▸ **DATA LINES**
>> start

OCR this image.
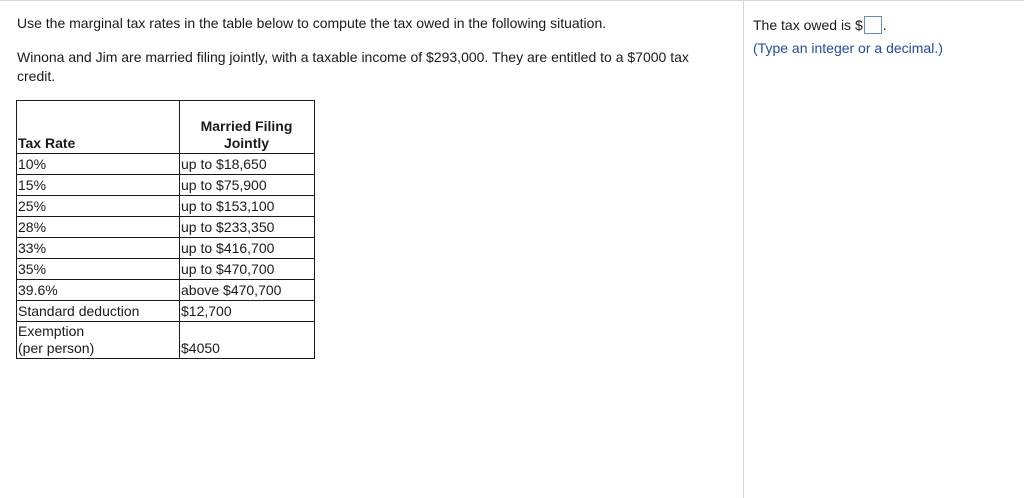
Use the marginal tax rates in the table below to compute the tax owed in the following situation.
Winona and Jim are married filing jointly, with a taxable income of $293,000. They are entitled to a $7000 tax credit.
Tax Rate	Married Filing
Jointly
10%	up to $18,650
15%	up to $75,900
25%	up to $153,100
28%	up to $233,350
33%	up to $416,700
35%	up to $470,700
39.6%	above $470,700
Standard deduction	$12,700
Exemption
(per person)	$4050
The tax owed is $ .
(Type an integer or a decimal.)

>> end

▸ **GIVEN PROBLEM**
Scan the listing above and identify each line holding the string "owed"; copy every such line.

▸ **OUTPUT**
Use the marginal tax rates in the table below to compute the tax owed in the following situation.
The tax owed is $ .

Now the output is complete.